----- Supplied records

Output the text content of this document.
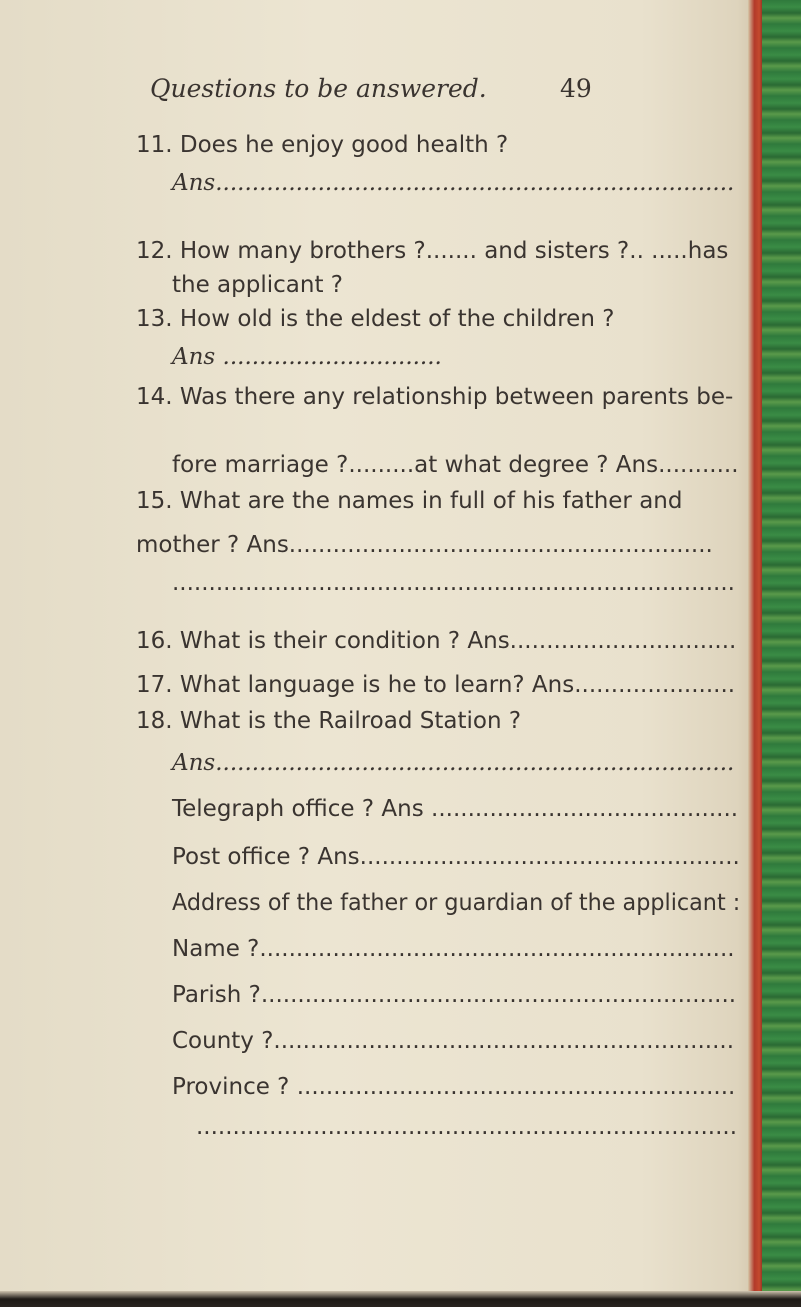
Questions to be answered.	49
11. Does he enjoy good health ?
Ans.......................................................................
12. How many brothers ?....... and sisters ?.. .....has
the applicant ?
13. How old is the eldest of the children ?
Ans ..............................
14. Was there any relationship between parents be-
fore marriage ?.........at what degree ? Ans...........
15. What are the names in full of his father and
mother ? Ans..........................................................
.............................................................................
16. What is their condition ? Ans...............................
17. What language is he to learn? Ans......................
18. What is the Railroad Station ?
Ans.......................................................................
Telegraph office ? Ans ..........................................
Post office ? Ans....................................................
Address of the father or guardian of the applicant :
Name ?.................................................................
Parish ?.................................................................
County ?...............................................................
Province ? ............................................................
..........................................................................
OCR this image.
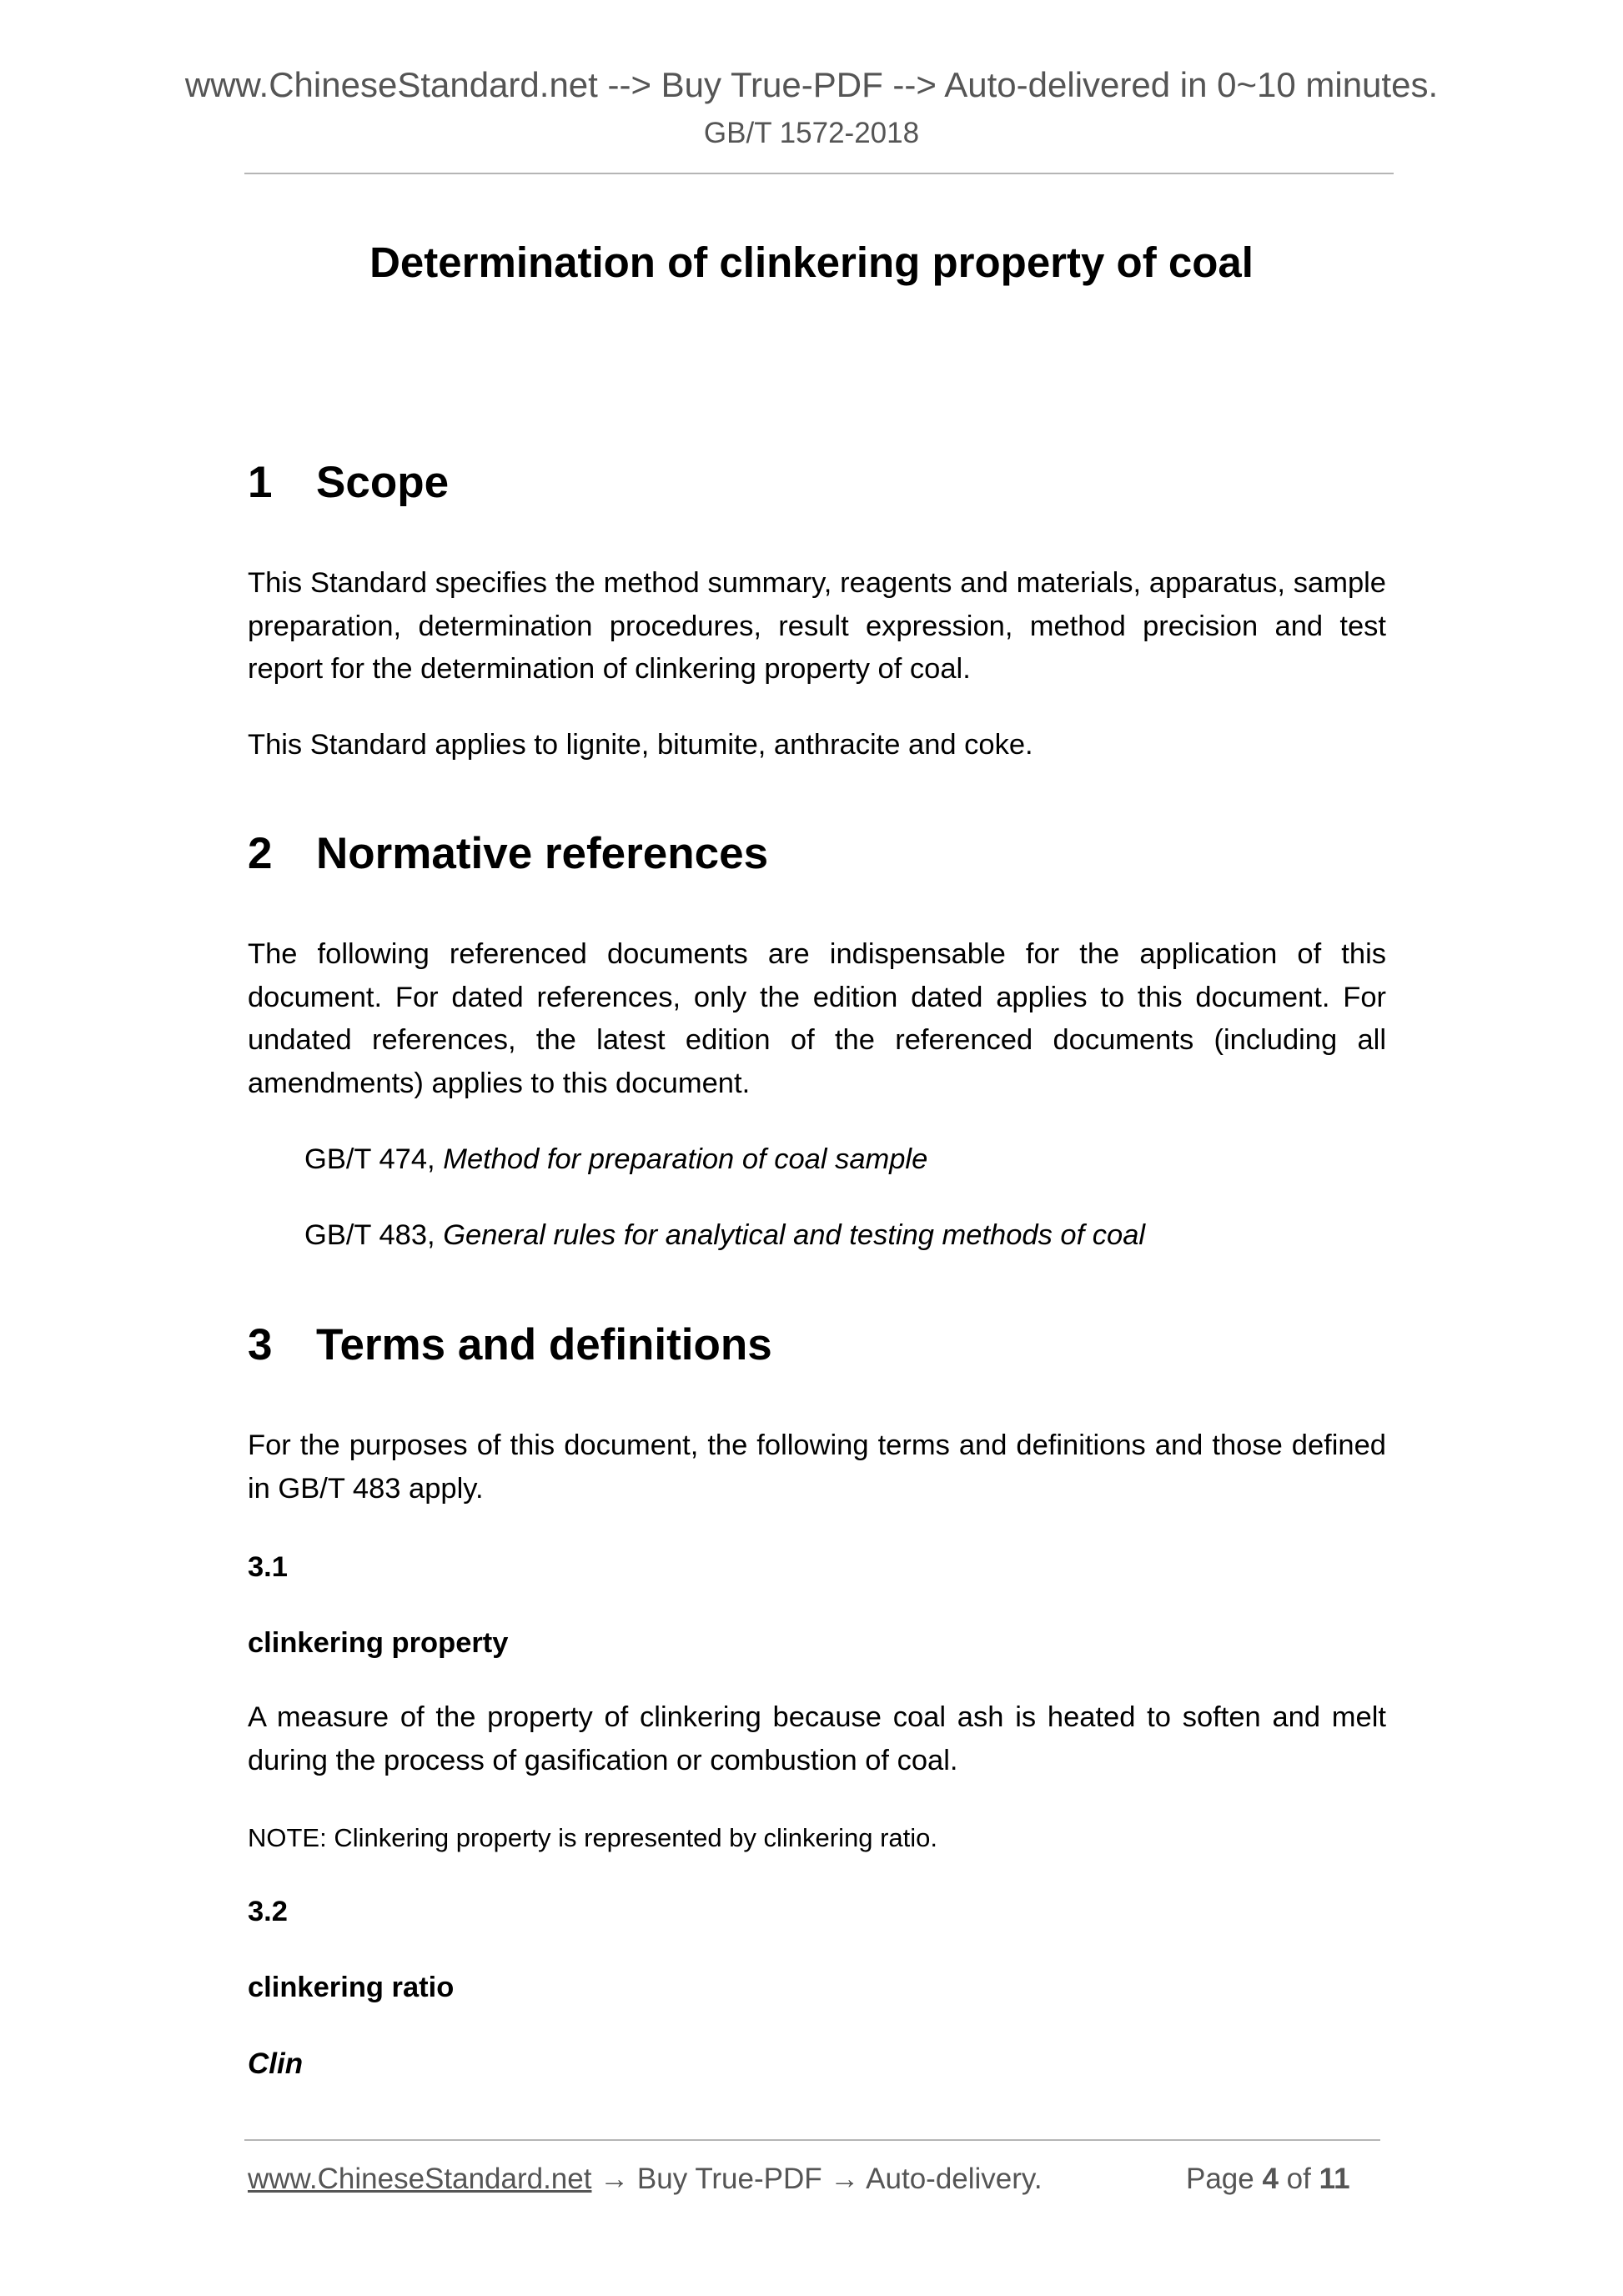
www.ChineseStandard.net --> Buy True-PDF --> Auto-delivered in 0~10 minutes.
GB/T 1572-2018
Determination of clinkering property of coal
1 Scope
This Standard specifies the method summary, reagents and materials, apparatus, sample preparation, determination procedures, result expression, method precision and test report for the determination of clinkering property of coal.
This Standard applies to lignite, bitumite, anthracite and coke.
2 Normative references
The following referenced documents are indispensable for the application of this document. For dated references, only the edition dated applies to this document. For undated references, the latest edition of the referenced documents (including all amendments) applies to this document.
GB/T 474, Method for preparation of coal sample
GB/T 483, General rules for analytical and testing methods of coal
3 Terms and definitions
For the purposes of this document, the following terms and definitions and those defined in GB/T 483 apply.
3.1
clinkering property
A measure of the property of clinkering because coal ash is heated to soften and melt during the process of gasification or combustion of coal.
NOTE: Clinkering property is represented by clinkering ratio.
3.2
clinkering ratio
Clin
www.ChineseStandard.net → Buy True-PDF → Auto-delivery.	Page 4 of 11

----------

Problem details —
Give the data again exactly as written, with all pictures left out.

Answer in full —
Output the text content of this document.
Questions to be answered.	49
11. Does he enjoy good health ?
Ans.......................................................................
12. How many brothers ?....... and sisters ?.. .....has
the applicant ?
13. How old is the eldest of the children ?
Ans ..............................
14. Was there any relationship between parents be-
fore marriage ?.........at what degree ? Ans...........
15. What are the names in full of his father and
mother ? Ans..........................................................
.............................................................................
16. What is their condition ? Ans...............................
17. What language is he to learn? Ans......................
18. What is the Railroad Station ?
Ans.......................................................................
Telegraph office ? Ans ..........................................
Post office ? Ans....................................................
Address of the father or guardian of the applicant :
Name ?.................................................................
Parish ?.................................................................
County ?...............................................................
Province ? ............................................................
..........................................................................
OCR this image.
www.ChineseStandard.net --> Buy True-PDF --> Auto-delivered in 0~10 minutes.
GB/T 1572-2018
Determination of clinkering property of coal
1 Scope
This Standard specifies the method summary, reagents and materials, apparatus, sample preparation, determination procedures, result expression, method precision and test report for the determination of clinkering property of coal.
This Standard applies to lignite, bitumite, anthracite and coke.
2 Normative references
The following referenced documents are indispensable for the application of this document. For dated references, only the edition dated applies to this document. For undated references, the latest edition of the referenced documents (including all amendments) applies to this document.
GB/T 474, Method for preparation of coal sample
GB/T 483, General rules for analytical and testing methods of coal
3 Terms and definitions
For the purposes of this document, the following terms and definitions and those defined in GB/T 483 apply.
3.1
clinkering property
A measure of the property of clinkering because coal ash is heated to soften and melt during the process of gasification or combustion of coal.
NOTE: Clinkering property is represented by clinkering ratio.
3.2
clinkering ratio
Clin
www.ChineseStandard.net → Buy True-PDF → Auto-delivery.	Page 4 of 11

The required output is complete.